__Aim__
Spot each line that carries the word "variation"; copy those lines.

__Data entries__
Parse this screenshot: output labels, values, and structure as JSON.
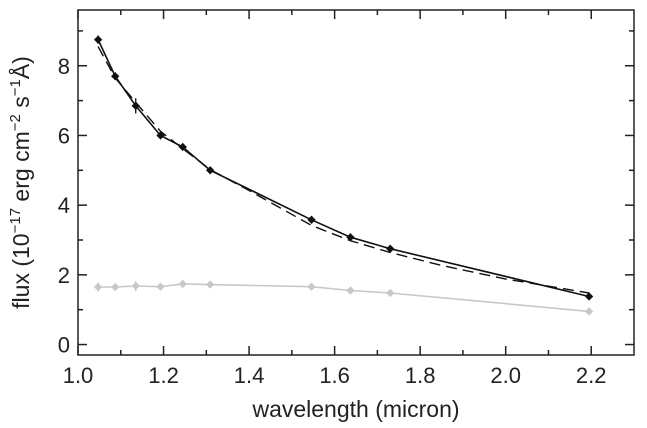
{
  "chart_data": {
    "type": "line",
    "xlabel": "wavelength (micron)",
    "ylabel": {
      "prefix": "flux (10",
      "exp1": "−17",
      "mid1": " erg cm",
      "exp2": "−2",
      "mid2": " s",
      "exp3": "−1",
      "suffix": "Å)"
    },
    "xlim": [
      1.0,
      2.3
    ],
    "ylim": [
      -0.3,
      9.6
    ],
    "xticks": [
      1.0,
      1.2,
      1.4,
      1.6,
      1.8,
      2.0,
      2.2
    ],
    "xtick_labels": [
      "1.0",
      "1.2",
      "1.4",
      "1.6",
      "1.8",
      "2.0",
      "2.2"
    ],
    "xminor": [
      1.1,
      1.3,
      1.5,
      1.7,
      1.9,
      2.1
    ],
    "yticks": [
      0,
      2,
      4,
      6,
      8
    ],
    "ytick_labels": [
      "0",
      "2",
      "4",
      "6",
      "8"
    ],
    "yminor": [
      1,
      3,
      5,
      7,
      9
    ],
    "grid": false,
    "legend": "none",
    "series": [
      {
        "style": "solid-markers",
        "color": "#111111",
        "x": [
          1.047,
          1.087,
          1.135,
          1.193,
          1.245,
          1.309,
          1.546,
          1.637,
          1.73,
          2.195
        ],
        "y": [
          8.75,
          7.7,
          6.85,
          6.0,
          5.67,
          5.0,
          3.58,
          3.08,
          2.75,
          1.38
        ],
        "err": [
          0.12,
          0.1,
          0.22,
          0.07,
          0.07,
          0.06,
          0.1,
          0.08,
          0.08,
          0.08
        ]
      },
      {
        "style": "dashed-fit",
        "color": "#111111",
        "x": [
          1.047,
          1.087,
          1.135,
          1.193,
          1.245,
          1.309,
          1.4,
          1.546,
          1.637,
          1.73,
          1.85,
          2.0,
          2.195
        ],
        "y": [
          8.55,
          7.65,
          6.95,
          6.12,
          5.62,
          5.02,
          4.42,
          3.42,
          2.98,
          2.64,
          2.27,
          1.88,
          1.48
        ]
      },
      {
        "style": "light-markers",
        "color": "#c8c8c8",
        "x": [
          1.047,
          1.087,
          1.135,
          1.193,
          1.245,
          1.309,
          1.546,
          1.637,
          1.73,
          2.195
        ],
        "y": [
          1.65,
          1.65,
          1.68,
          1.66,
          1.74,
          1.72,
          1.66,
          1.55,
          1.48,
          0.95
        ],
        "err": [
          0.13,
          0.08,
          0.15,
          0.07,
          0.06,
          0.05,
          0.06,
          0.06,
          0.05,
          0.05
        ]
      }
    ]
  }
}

* * *

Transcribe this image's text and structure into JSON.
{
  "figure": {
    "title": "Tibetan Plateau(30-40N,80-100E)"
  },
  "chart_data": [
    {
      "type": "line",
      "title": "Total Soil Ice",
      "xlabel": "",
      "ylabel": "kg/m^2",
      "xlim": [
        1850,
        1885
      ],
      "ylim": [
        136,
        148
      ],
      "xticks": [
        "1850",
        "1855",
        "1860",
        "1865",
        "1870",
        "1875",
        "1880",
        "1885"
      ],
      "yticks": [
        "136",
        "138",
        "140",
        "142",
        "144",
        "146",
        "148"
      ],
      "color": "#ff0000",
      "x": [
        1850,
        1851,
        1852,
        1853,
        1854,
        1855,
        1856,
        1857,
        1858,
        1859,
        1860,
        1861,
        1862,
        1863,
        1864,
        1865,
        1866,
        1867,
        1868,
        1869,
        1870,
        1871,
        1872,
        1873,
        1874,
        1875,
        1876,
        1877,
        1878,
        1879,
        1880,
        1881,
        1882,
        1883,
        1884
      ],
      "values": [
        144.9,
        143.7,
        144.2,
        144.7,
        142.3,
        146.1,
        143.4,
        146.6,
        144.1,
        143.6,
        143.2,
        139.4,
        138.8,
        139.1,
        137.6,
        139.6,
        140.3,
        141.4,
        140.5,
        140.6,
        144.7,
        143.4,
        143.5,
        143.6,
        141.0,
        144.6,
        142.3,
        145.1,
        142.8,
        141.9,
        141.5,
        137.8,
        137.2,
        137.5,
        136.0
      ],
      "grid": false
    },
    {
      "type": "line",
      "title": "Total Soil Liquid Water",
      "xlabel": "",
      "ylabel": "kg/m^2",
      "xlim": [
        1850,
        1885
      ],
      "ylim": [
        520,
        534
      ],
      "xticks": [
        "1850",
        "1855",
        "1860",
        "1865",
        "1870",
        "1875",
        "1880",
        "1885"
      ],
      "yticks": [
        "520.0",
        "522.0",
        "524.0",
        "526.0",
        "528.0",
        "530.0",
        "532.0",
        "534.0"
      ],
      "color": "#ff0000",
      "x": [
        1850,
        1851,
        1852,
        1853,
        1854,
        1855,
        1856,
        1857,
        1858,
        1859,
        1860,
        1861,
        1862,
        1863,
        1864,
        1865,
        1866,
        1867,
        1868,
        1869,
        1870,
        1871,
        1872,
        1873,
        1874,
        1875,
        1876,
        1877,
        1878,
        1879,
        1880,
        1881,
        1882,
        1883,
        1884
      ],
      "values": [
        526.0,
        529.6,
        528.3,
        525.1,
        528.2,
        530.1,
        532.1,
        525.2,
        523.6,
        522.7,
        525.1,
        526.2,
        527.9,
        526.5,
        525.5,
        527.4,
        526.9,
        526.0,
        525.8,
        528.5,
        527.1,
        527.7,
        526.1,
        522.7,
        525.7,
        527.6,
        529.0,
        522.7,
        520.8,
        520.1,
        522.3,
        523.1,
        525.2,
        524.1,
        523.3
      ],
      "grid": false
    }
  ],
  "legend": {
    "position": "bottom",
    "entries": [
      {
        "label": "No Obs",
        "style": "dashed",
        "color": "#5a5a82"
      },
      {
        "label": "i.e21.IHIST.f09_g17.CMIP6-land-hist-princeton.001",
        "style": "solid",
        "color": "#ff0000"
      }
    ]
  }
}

* * *

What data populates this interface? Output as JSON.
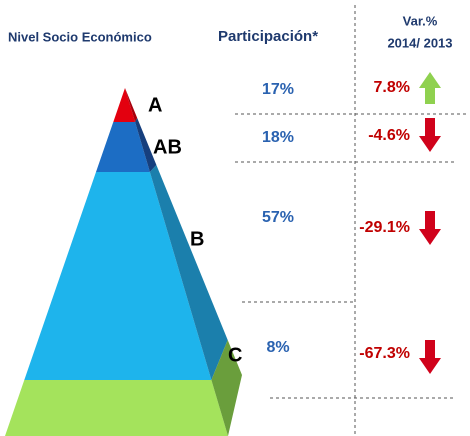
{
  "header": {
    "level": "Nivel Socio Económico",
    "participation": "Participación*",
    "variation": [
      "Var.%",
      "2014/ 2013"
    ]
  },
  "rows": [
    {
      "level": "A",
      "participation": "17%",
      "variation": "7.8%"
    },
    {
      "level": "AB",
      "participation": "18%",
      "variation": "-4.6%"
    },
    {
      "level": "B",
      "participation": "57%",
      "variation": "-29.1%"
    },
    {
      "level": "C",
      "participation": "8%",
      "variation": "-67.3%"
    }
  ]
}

__Exercise answer__
    "variation": [
      "variation": "7.8%"
      "variation": "-4.6%"
      "variation": "-29.1%"
      "variation": "-67.3%"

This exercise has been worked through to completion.